- **REQUIREMENTS**: Leave out the pictures and copy the remaining records exactly.

====== MATERIAL TO PROCESS

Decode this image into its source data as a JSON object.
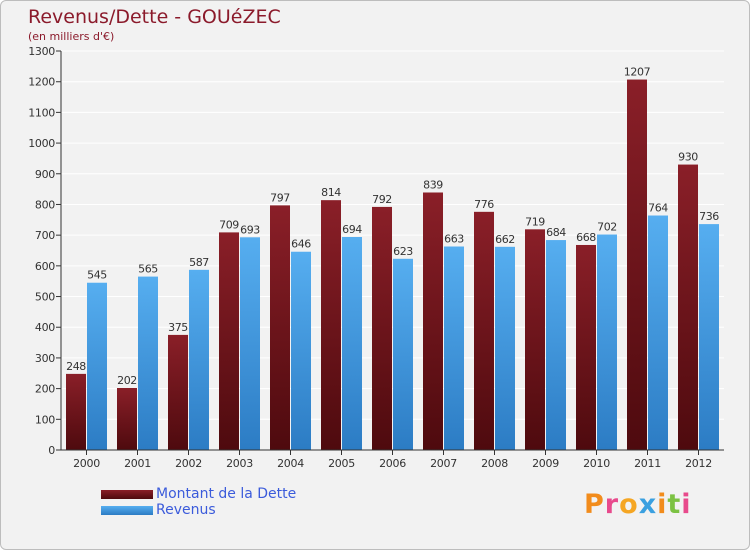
{
  "title": "Revenus/Dette - GOUéZEC",
  "subtitle": "(en milliers d'€)",
  "colors": {
    "dette": "#7a1218",
    "revenus": "#4a9fe0",
    "title": "#8b1a2b",
    "legend_text": "#3b5bdb"
  },
  "legend": {
    "dette_label": "Montant de la Dette",
    "revenus_label": "Revenus"
  },
  "logo": {
    "text": "Proxiti"
  },
  "chart_data": {
    "type": "bar",
    "title": "Revenus/Dette - GOUéZEC",
    "ylabel": "(en milliers d'€)",
    "xlabel": "",
    "ylim": [
      0,
      1300
    ],
    "yticks": [
      "0",
      "100",
      "200",
      "300",
      "400",
      "500",
      "600",
      "700",
      "800",
      "900",
      "1000",
      "1100",
      "1200",
      "1300"
    ],
    "categories": [
      "2000",
      "2001",
      "2002",
      "2003",
      "2004",
      "2005",
      "2006",
      "2007",
      "2008",
      "2009",
      "2010",
      "2011",
      "2012"
    ],
    "series": [
      {
        "name": "Montant de la Dette",
        "values": [
          248,
          202,
          375,
          709,
          797,
          814,
          792,
          839,
          776,
          719,
          668,
          1207,
          930
        ]
      },
      {
        "name": "Revenus",
        "values": [
          545,
          565,
          587,
          693,
          646,
          694,
          623,
          663,
          662,
          684,
          702,
          764,
          736
        ]
      }
    ],
    "grid": true,
    "legend_position": "bottom-left"
  }
}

============

- **OUTPUT OF THE TASK**:
Decode this image into its source data as a JSON object.
{
  "title": "Revenus/Dette - GOUéZEC",
  "subtitle": "(en milliers d'€)",
  "colors": {
    "dette": "#7a1218",
    "revenus": "#4a9fe0",
    "title": "#8b1a2b",
    "legend_text": "#3b5bdb"
  },
  "legend": {
    "dette_label": "Montant de la Dette",
    "revenus_label": "Revenus"
  },
  "logo": {
    "text": "Proxiti"
  },
  "chart_data": {
    "type": "bar",
    "title": "Revenus/Dette - GOUéZEC",
    "ylabel": "(en milliers d'€)",
    "xlabel": "",
    "ylim": [
      0,
      1300
    ],
    "yticks": [
      "0",
      "100",
      "200",
      "300",
      "400",
      "500",
      "600",
      "700",
      "800",
      "900",
      "1000",
      "1100",
      "1200",
      "1300"
    ],
    "categories": [
      "2000",
      "2001",
      "2002",
      "2003",
      "2004",
      "2005",
      "2006",
      "2007",
      "2008",
      "2009",
      "2010",
      "2011",
      "2012"
    ],
    "series": [
      {
        "name": "Montant de la Dette",
        "values": [
          248,
          202,
          375,
          709,
          797,
          814,
          792,
          839,
          776,
          719,
          668,
          1207,
          930
        ]
      },
      {
        "name": "Revenus",
        "values": [
          545,
          565,
          587,
          693,
          646,
          694,
          623,
          663,
          662,
          684,
          702,
          764,
          736
        ]
      }
    ],
    "grid": true,
    "legend_position": "bottom-left"
  }
}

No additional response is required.